__Requirement__. Without including any images, repeat the data exactly.

[Dataset items]
________________________________________

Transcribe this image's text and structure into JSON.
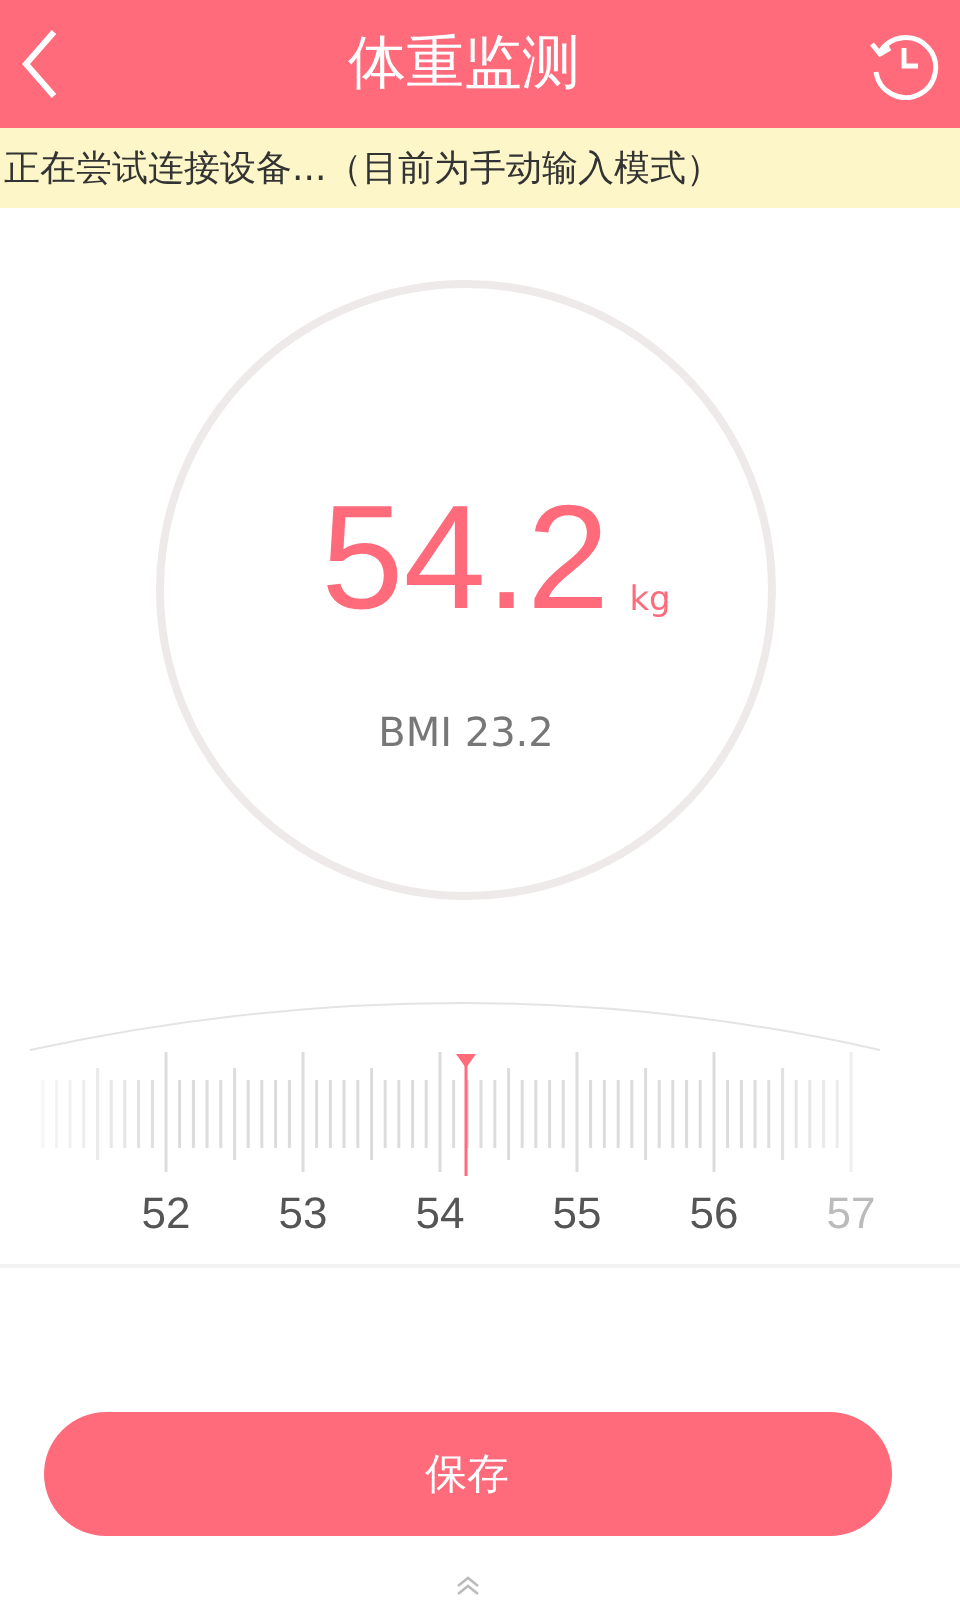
{
  "header": {
    "title": "体重监测"
  },
  "status_banner": "正在尝试连接设备...（目前为手动输入模式）",
  "reading": {
    "weight": "54.2",
    "unit": "kg",
    "bmi": "BMI 23.2"
  },
  "ruler": {
    "labels": [
      "52",
      "53",
      "54",
      "55",
      "56",
      "57"
    ]
  },
  "save_button": "保存"
}
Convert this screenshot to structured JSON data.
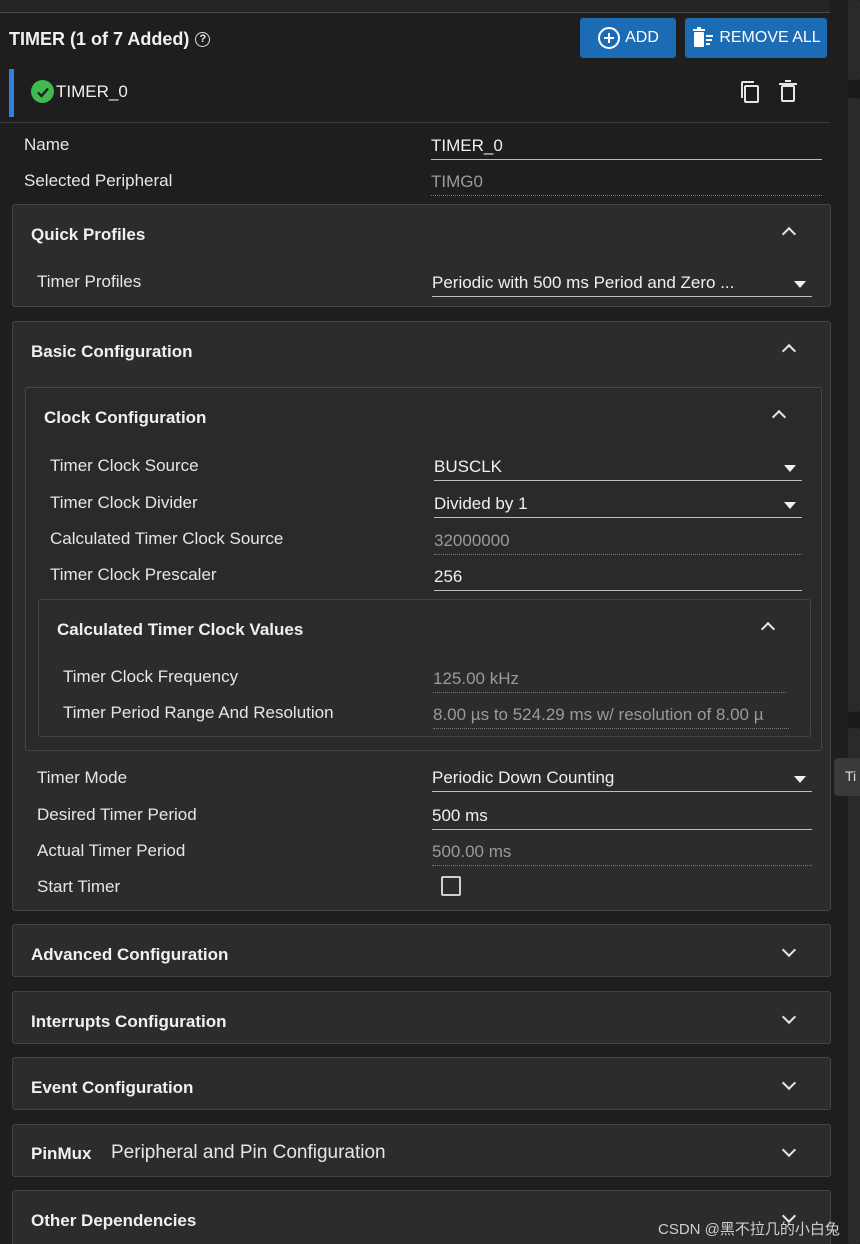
{
  "header": {
    "title": "TIMER (1 of 7 Added)",
    "add_label": "ADD",
    "remove_all_label": "REMOVE ALL"
  },
  "instance": {
    "name": "TIMER_0"
  },
  "fields": {
    "name_label": "Name",
    "name_value": "TIMER_0",
    "peripheral_label": "Selected Peripheral",
    "peripheral_value": "TIMG0"
  },
  "quick_profiles": {
    "title": "Quick Profiles",
    "timer_profiles_label": "Timer Profiles",
    "timer_profiles_value": "Periodic with 500 ms Period and Zero ..."
  },
  "basic": {
    "title": "Basic Configuration",
    "clock": {
      "title": "Clock Configuration",
      "source_label": "Timer Clock Source",
      "source_value": "BUSCLK",
      "divider_label": "Timer Clock Divider",
      "divider_value": "Divided by 1",
      "calc_source_label": "Calculated Timer Clock Source",
      "calc_source_value": "32000000",
      "prescaler_label": "Timer Clock Prescaler",
      "prescaler_value": "256",
      "calc_values": {
        "title": "Calculated Timer Clock Values",
        "freq_label": "Timer Clock Frequency",
        "freq_value": "125.00 kHz",
        "range_label": "Timer Period Range And Resolution",
        "range_value": "8.00 µs to 524.29 ms w/ resolution of 8.00 µ"
      }
    },
    "mode_label": "Timer Mode",
    "mode_value": "Periodic Down Counting",
    "desired_label": "Desired Timer Period",
    "desired_value": "500 ms",
    "actual_label": "Actual Timer Period",
    "actual_value": "500.00 ms",
    "start_label": "Start Timer"
  },
  "sections": {
    "advanced": "Advanced Configuration",
    "interrupts": "Interrupts Configuration",
    "event": "Event Configuration",
    "pinmux": "PinMux",
    "pinmux_sub": "Peripheral and Pin Configuration",
    "other": "Other Dependencies"
  },
  "tooltip": "Ti",
  "watermark": "CSDN @黑不拉几的小白兔",
  "colors": {
    "accent": "#1b6bb5",
    "instance_bar": "#2f80e0",
    "check": "#3fb950",
    "background": "#1e1e1e",
    "panel": "#2c2c2c"
  }
}
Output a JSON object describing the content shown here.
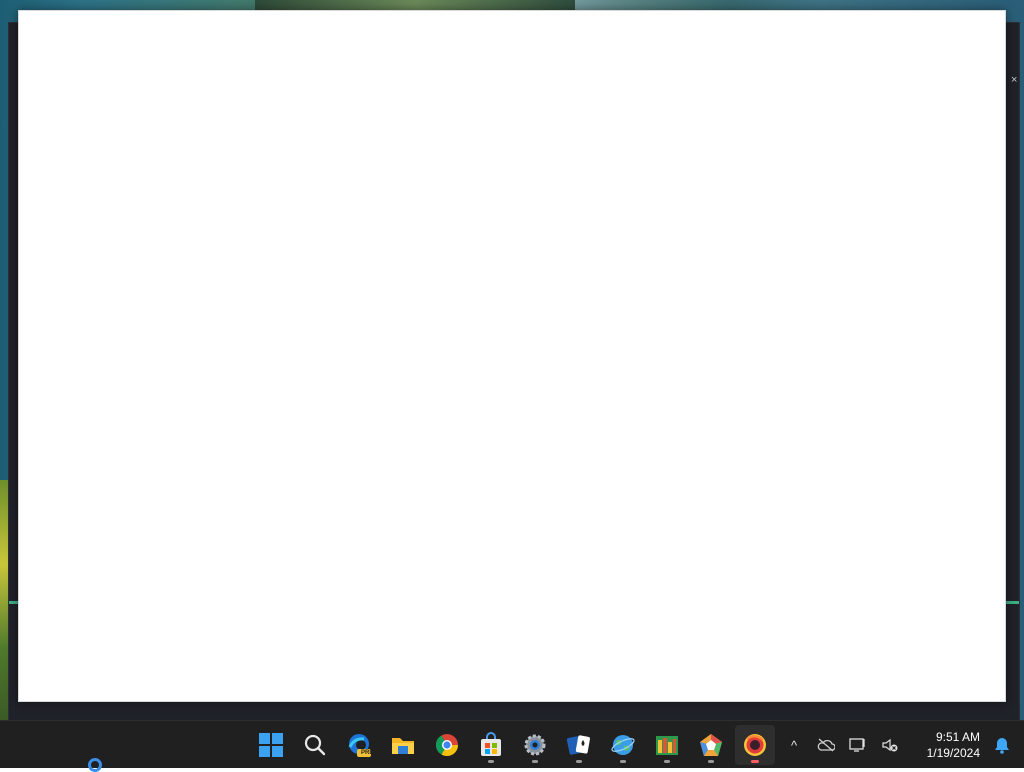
{
  "desktop": {
    "wallpaper": "coastal cliffs over ocean"
  },
  "windows": {
    "back_window": {
      "theme": "dark",
      "accent_color": "#3fae86",
      "close_glyph": "×"
    },
    "front_window": {
      "state": "blank",
      "background": "#ffffff"
    }
  },
  "taskbar": {
    "pinned": [
      {
        "name": "Start",
        "icon": "windows-logo-icon",
        "running": false,
        "active": false
      },
      {
        "name": "Search",
        "icon": "search-icon",
        "running": false,
        "active": false
      },
      {
        "name": "Microsoft Edge Preview",
        "icon": "edge-preview-icon",
        "badge": "PRE",
        "running": false,
        "active": false
      },
      {
        "name": "File Explorer",
        "icon": "folder-icon",
        "running": false,
        "active": false
      },
      {
        "name": "Google Chrome",
        "icon": "chrome-icon",
        "running": false,
        "active": false
      },
      {
        "name": "Microsoft Store",
        "icon": "store-icon",
        "running": true,
        "active": false
      },
      {
        "name": "Settings",
        "icon": "settings-gear-icon",
        "running": true,
        "active": false
      },
      {
        "name": "Solitaire",
        "icon": "solitaire-cards-icon",
        "running": true,
        "active": false
      },
      {
        "name": "Browser",
        "icon": "globe-icon",
        "running": true,
        "active": false
      },
      {
        "name": "Spreadsheet App",
        "icon": "colorful-tiles-icon",
        "running": true,
        "active": false
      },
      {
        "name": "Gem App",
        "icon": "gem-icon",
        "running": true,
        "active": false
      },
      {
        "name": "Firefox Nightly",
        "icon": "red-browser-icon",
        "running": true,
        "active": true
      }
    ],
    "tray": {
      "chevron": "^",
      "icons": [
        "onedrive-offline-icon",
        "network-icon",
        "volume-muted-icon"
      ],
      "time": "9:51 AM",
      "date": "1/19/2024",
      "notification_icon": "bell-icon"
    }
  }
}
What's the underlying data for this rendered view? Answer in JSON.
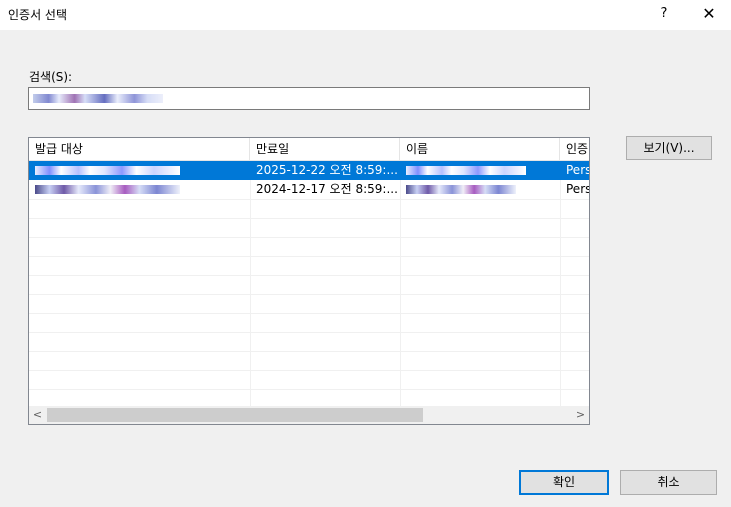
{
  "window": {
    "title": "인증서 선택",
    "help_label": "?",
    "close_label": "✕"
  },
  "search": {
    "label": "검색(S):",
    "value_obscured": true
  },
  "table": {
    "columns": [
      "발급 대상",
      "만료일",
      "이름",
      "인증"
    ],
    "rows": [
      {
        "issued_to_obscured": true,
        "expires": "2025-12-22 오전 8:59:...",
        "name_obscured": true,
        "purpose": "Pers",
        "selected": true
      },
      {
        "issued_to_obscured": true,
        "expires": "2024-12-17 오전 8:59:...",
        "name_obscured": true,
        "purpose": "Pers",
        "selected": false
      }
    ],
    "scroll_left": "<",
    "scroll_right": ">"
  },
  "buttons": {
    "view": "보기(V)...",
    "ok": "확인",
    "cancel": "취소"
  },
  "colors": {
    "selection": "#0078d7",
    "dialog_bg": "#f0f0f0"
  }
}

________________________________________

__Reply__.
Transcribe this image's text and structure into JSON.
{
  "header": {
    "title": "体重监测"
  },
  "status_banner": "正在尝试连接设备...（目前为手动输入模式）",
  "reading": {
    "weight": "54.2",
    "unit": "kg",
    "bmi": "BMI 23.2"
  },
  "ruler": {
    "labels": [
      "52",
      "53",
      "54",
      "55",
      "56",
      "57"
    ]
  },
  "save_button": "保存"
}
Convert this screenshot to structured JSON data.
{
  "header": {
    "title": "TIMER (1 of 7 Added)",
    "add_label": "ADD",
    "remove_all_label": "REMOVE ALL"
  },
  "instance": {
    "name": "TIMER_0"
  },
  "fields": {
    "name_label": "Name",
    "name_value": "TIMER_0",
    "peripheral_label": "Selected Peripheral",
    "peripheral_value": "TIMG0"
  },
  "quick_profiles": {
    "title": "Quick Profiles",
    "timer_profiles_label": "Timer Profiles",
    "timer_profiles_value": "Periodic with 500 ms Period and Zero ..."
  },
  "basic": {
    "title": "Basic Configuration",
    "clock": {
      "title": "Clock Configuration",
      "source_label": "Timer Clock Source",
      "source_value": "BUSCLK",
      "divider_label": "Timer Clock Divider",
      "divider_value": "Divided by 1",
      "calc_source_label": "Calculated Timer Clock Source",
      "calc_source_value": "32000000",
      "prescaler_label": "Timer Clock Prescaler",
      "prescaler_value": "256",
      "calc_values": {
        "title": "Calculated Timer Clock Values",
        "freq_label": "Timer Clock Frequency",
        "freq_value": "125.00 kHz",
        "range_label": "Timer Period Range And Resolution",
        "range_value": "8.00 µs to 524.29 ms w/ resolution of 8.00 µ"
      }
    },
    "mode_label": "Timer Mode",
    "mode_value": "Periodic Down Counting",
    "desired_label": "Desired Timer Period",
    "desired_value": "500 ms",
    "actual_label": "Actual Timer Period",
    "actual_value": "500.00 ms",
    "start_label": "Start Timer"
  },
  "sections": {
    "advanced": "Advanced Configuration",
    "interrupts": "Interrupts Configuration",
    "event": "Event Configuration",
    "pinmux": "PinMux",
    "pinmux_sub": "Peripheral and Pin Configuration",
    "other": "Other Dependencies"
  },
  "tooltip": "Ti",
  "watermark": "CSDN @黑不拉几的小白兔",
  "colors": {
    "accent": "#1b6bb5",
    "instance_bar": "#2f80e0",
    "check": "#3fb950",
    "background": "#1e1e1e",
    "panel": "#2c2c2c"
  }
}
Output a JSON object describing the content shown here.
{
  "desktop": {
    "wallpaper": "coastal cliffs over ocean"
  },
  "windows": {
    "back_window": {
      "theme": "dark",
      "accent_color": "#3fae86",
      "close_glyph": "×"
    },
    "front_window": {
      "state": "blank",
      "background": "#ffffff"
    }
  },
  "taskbar": {
    "pinned": [
      {
        "name": "Start",
        "icon": "windows-logo-icon",
        "running": false,
        "active": false
      },
      {
        "name": "Search",
        "icon": "search-icon",
        "running": false,
        "active": false
      },
      {
        "name": "Microsoft Edge Preview",
        "icon": "edge-preview-icon",
        "badge": "PRE",
        "running": false,
        "active": false
      },
      {
        "name": "File Explorer",
        "icon": "folder-icon",
        "running": false,
        "active": false
      },
      {
        "name": "Google Chrome",
        "icon": "chrome-icon",
        "running": false,
        "active": false
      },
      {
        "name": "Microsoft Store",
        "icon": "store-icon",
        "running": true,
        "active": false
      },
      {
        "name": "Settings",
        "icon": "settings-gear-icon",
        "running": true,
        "active": false
      },
      {
        "name": "Solitaire",
        "icon": "solitaire-cards-icon",
        "running": true,
        "active": false
      },
      {
        "name": "Browser",
        "icon": "globe-icon",
        "running": true,
        "active": false
      },
      {
        "name": "Spreadsheet App",
        "icon": "colorful-tiles-icon",
        "running": true,
        "active": false
      },
      {
        "name": "Gem App",
        "icon": "gem-icon",
        "running": true,
        "active": false
      },
      {
        "name": "Firefox Nightly",
        "icon": "red-browser-icon",
        "running": true,
        "active": true
      }
    ],
    "tray": {
      "chevron": "^",
      "icons": [
        "onedrive-offline-icon",
        "network-icon",
        "volume-muted-icon"
      ],
      "time": "9:51 AM",
      "date": "1/19/2024",
      "notification_icon": "bell-icon"
    }
  }
}
What's the underlying data for this rendered view? Answer in JSON.
{
  "window": {
    "title": "인증서 선택",
    "help_label": "?",
    "close_label": "✕"
  },
  "search": {
    "label": "검색(S):",
    "value_obscured": true
  },
  "table": {
    "columns": [
      "발급 대상",
      "만료일",
      "이름",
      "인증"
    ],
    "rows": [
      {
        "issued_to_obscured": true,
        "expires": "2025-12-22 오전 8:59:...",
        "name_obscured": true,
        "purpose": "Pers",
        "selected": true
      },
      {
        "issued_to_obscured": true,
        "expires": "2024-12-17 오전 8:59:...",
        "name_obscured": true,
        "purpose": "Pers",
        "selected": false
      }
    ],
    "scroll_left": "<",
    "scroll_right": ">"
  },
  "buttons": {
    "view": "보기(V)...",
    "ok": "확인",
    "cancel": "취소"
  },
  "colors": {
    "selection": "#0078d7",
    "dialog_bg": "#f0f0f0"
  }
}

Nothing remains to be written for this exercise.